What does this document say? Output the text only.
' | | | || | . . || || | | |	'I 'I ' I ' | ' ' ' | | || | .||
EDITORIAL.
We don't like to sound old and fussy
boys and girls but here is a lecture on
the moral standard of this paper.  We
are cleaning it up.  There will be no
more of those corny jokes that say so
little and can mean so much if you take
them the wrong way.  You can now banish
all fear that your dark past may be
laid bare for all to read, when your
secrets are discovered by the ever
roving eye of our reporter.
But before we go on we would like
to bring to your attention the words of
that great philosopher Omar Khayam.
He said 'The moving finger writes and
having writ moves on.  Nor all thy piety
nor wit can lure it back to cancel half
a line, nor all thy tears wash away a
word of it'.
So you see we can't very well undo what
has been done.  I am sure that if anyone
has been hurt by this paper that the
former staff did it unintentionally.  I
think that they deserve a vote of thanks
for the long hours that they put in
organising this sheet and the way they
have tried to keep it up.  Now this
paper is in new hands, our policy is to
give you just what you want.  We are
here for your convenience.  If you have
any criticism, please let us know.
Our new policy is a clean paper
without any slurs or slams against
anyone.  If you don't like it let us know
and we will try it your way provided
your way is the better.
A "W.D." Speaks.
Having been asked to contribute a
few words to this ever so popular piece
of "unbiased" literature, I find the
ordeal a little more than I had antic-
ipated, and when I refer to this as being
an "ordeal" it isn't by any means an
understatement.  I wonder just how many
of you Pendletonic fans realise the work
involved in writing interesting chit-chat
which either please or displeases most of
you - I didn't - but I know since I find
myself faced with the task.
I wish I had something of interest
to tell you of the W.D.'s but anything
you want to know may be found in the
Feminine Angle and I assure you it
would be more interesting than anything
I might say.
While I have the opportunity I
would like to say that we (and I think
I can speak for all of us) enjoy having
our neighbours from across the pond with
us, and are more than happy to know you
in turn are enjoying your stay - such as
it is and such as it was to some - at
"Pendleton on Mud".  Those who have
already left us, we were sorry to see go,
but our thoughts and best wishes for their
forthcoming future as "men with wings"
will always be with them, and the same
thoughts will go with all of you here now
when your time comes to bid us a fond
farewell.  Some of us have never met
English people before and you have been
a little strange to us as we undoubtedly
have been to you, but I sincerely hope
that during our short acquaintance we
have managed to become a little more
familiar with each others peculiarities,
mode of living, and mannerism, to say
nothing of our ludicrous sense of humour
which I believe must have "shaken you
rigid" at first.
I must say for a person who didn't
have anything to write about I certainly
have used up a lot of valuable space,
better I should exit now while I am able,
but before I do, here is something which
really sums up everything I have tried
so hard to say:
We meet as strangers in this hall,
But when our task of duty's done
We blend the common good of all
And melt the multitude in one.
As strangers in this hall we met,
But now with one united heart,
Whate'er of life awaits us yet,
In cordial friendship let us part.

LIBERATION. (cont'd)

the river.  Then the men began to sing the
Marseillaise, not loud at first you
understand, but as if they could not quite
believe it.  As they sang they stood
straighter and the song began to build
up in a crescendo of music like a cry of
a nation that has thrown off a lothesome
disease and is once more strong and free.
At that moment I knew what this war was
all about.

## CHALLENGE
Across the entries above, how many lines contain "didn"? Provide only the count.

## EXERCISE RESPONSE
2